EXERCISE INSTRUCTIONS
Say how many lines hold the string "JSON", and nothing more.

Data entries for graphics
================

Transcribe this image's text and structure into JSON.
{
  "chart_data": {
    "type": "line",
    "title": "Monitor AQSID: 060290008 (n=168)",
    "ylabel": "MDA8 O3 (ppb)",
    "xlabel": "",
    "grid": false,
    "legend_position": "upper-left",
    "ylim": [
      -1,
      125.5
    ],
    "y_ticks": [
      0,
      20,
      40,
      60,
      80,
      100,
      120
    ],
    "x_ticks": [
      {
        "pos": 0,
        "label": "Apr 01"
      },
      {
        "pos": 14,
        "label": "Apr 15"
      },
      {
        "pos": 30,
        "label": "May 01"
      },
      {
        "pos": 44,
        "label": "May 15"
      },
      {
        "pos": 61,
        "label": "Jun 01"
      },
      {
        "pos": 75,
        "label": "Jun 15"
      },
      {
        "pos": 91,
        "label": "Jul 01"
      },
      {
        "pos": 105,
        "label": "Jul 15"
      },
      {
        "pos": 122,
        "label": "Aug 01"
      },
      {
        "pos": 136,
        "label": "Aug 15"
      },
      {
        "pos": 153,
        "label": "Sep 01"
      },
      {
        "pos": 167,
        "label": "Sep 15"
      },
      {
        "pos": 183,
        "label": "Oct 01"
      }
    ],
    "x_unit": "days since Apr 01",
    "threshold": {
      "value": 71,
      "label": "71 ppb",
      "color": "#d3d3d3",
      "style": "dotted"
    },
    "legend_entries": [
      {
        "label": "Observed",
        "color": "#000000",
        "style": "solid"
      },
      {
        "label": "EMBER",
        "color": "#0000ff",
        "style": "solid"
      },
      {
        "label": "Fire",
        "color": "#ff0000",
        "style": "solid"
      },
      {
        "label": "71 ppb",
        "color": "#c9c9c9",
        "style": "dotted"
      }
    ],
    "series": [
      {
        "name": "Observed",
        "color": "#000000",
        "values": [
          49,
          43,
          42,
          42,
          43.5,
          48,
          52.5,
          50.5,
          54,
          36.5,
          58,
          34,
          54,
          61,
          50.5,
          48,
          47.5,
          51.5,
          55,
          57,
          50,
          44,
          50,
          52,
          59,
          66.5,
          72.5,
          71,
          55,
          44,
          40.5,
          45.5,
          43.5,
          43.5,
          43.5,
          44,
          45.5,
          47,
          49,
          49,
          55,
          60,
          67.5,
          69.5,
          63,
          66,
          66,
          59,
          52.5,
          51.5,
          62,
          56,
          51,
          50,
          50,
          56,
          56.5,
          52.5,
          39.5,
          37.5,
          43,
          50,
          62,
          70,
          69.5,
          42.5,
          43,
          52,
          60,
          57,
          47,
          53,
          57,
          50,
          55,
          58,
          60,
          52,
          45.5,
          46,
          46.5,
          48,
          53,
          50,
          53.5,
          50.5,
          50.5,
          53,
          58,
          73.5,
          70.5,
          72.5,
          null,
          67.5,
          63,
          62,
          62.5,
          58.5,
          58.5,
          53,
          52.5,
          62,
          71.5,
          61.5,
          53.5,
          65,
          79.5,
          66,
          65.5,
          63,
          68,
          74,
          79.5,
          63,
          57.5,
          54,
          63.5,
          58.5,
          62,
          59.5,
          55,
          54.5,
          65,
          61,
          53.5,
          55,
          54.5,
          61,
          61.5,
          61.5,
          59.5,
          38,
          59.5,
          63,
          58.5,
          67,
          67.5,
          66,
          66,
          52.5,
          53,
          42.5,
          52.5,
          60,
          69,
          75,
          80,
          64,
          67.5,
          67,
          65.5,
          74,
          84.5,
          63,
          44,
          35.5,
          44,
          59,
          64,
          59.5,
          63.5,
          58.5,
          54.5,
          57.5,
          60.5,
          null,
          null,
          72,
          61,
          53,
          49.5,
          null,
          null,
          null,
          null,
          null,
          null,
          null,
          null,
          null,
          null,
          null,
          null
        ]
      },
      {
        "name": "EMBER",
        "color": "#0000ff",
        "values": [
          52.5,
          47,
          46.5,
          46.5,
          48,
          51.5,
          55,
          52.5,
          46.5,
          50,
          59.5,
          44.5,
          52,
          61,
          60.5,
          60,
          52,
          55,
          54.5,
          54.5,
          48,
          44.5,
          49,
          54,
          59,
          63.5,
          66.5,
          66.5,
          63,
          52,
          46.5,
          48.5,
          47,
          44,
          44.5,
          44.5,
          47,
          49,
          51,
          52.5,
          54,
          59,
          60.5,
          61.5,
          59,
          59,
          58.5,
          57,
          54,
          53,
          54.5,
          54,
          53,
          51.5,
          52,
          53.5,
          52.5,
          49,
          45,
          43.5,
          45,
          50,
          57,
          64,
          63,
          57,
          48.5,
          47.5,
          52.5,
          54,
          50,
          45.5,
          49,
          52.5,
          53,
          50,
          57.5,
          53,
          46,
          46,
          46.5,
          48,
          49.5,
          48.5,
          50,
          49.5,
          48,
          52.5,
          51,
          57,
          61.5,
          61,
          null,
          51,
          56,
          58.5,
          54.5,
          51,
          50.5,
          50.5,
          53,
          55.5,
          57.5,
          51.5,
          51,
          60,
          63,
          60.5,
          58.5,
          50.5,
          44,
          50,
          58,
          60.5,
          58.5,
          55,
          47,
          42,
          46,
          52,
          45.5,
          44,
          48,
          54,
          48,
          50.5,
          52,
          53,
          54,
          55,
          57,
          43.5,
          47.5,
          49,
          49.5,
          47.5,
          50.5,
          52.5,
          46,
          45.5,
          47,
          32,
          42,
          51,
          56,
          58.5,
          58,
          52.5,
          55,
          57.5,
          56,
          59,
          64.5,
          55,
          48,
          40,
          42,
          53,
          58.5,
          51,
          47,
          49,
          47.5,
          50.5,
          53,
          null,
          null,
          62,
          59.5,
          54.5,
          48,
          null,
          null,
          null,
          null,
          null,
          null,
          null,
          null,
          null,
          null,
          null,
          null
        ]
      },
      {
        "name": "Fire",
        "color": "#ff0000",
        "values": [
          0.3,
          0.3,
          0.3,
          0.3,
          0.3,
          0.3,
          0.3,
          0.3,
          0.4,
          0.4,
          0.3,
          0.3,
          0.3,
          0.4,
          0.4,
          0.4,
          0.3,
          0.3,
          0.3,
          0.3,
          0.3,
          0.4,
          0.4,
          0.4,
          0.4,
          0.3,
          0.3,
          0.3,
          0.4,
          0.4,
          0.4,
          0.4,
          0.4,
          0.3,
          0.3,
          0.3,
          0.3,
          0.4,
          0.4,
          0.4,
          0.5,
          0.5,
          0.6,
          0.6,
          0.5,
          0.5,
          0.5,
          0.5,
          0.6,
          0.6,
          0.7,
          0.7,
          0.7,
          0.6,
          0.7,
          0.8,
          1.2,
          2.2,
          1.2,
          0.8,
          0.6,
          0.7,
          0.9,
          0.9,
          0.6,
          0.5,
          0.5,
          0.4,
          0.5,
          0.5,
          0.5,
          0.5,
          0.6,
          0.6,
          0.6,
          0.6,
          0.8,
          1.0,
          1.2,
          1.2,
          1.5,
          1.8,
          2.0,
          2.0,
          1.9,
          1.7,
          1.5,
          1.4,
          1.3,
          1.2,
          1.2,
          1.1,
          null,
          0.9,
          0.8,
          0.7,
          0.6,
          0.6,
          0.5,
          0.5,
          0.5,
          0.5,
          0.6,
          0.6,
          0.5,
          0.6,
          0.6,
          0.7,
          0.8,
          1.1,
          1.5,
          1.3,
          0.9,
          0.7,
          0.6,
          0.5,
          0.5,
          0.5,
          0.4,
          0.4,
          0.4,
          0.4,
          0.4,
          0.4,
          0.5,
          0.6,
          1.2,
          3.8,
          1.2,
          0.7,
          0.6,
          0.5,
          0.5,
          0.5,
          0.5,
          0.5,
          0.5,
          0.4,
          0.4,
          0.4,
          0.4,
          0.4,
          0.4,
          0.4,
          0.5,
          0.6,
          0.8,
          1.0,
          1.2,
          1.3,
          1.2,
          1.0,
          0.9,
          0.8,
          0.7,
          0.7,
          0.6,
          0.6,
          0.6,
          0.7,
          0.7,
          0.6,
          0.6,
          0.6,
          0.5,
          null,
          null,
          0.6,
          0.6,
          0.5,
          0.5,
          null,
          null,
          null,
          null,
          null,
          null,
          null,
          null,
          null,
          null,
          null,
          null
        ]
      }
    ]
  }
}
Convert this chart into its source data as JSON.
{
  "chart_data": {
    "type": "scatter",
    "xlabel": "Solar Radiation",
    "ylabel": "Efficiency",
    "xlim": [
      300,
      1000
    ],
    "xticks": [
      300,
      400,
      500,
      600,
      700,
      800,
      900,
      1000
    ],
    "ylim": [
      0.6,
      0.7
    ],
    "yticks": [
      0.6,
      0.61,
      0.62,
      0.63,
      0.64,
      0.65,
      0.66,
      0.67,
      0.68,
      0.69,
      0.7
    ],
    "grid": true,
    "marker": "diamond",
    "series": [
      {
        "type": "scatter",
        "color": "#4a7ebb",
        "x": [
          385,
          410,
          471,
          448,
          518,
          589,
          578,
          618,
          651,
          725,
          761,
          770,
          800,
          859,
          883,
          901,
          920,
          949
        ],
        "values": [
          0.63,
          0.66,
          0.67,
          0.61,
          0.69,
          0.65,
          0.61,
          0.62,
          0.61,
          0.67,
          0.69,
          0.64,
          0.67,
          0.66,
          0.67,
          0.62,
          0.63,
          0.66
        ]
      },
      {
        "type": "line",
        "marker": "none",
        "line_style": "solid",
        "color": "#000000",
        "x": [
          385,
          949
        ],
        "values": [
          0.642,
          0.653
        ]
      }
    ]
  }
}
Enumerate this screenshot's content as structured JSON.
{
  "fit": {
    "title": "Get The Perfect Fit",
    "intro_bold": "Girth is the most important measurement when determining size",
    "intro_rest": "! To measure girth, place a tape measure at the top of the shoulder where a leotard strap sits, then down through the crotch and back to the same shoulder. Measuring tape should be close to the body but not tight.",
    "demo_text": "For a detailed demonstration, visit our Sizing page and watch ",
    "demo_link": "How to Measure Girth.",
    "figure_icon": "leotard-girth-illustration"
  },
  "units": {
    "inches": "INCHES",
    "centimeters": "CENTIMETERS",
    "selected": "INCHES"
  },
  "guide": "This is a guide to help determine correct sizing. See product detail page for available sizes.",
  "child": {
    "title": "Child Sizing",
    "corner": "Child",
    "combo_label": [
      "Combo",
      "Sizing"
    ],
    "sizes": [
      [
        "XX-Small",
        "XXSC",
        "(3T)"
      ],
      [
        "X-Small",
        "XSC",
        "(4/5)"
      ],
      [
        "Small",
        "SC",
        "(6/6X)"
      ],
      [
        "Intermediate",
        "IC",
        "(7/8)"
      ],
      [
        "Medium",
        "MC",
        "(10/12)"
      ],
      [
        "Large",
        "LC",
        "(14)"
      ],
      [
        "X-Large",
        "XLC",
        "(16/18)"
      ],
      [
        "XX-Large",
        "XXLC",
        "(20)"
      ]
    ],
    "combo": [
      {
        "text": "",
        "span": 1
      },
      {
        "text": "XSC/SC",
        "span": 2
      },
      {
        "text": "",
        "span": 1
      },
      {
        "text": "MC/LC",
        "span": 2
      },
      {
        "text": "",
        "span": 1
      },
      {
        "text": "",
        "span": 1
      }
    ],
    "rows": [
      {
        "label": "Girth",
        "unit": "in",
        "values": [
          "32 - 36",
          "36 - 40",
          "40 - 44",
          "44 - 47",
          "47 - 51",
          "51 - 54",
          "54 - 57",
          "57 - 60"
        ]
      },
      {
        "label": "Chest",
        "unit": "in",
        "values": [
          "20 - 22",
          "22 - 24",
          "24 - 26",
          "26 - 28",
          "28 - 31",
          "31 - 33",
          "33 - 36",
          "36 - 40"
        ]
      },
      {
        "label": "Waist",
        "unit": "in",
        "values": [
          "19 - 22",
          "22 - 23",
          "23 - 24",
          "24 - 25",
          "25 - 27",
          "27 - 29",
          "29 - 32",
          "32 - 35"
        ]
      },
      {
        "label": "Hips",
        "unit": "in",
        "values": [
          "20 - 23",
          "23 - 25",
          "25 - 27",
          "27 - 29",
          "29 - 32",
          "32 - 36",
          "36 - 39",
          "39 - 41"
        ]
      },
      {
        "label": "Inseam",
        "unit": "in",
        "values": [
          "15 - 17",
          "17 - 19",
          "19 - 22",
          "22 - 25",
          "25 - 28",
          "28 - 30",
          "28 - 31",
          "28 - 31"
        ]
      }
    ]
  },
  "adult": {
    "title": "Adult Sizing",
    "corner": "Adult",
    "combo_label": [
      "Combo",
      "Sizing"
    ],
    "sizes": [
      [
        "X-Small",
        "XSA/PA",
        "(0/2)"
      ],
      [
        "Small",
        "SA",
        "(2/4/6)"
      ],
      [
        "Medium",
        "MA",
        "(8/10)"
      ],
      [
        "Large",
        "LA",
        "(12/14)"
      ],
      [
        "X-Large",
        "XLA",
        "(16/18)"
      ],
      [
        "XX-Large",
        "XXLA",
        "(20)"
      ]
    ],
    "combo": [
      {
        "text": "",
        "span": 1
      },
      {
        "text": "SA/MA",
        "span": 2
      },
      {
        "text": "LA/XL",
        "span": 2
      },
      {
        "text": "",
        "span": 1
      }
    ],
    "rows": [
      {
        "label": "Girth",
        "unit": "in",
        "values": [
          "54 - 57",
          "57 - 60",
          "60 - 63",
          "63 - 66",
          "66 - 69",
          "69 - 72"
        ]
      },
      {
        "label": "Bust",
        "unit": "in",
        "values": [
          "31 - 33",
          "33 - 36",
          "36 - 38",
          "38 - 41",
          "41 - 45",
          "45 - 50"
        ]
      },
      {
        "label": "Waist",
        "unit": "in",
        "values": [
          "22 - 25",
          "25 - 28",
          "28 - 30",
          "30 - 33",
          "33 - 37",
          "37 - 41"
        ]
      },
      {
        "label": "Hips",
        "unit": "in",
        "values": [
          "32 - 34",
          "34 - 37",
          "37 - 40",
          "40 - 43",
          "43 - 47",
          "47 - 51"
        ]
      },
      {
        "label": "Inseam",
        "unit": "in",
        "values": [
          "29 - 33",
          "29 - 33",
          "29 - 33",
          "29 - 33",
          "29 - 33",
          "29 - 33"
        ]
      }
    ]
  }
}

================

THE RESULT
3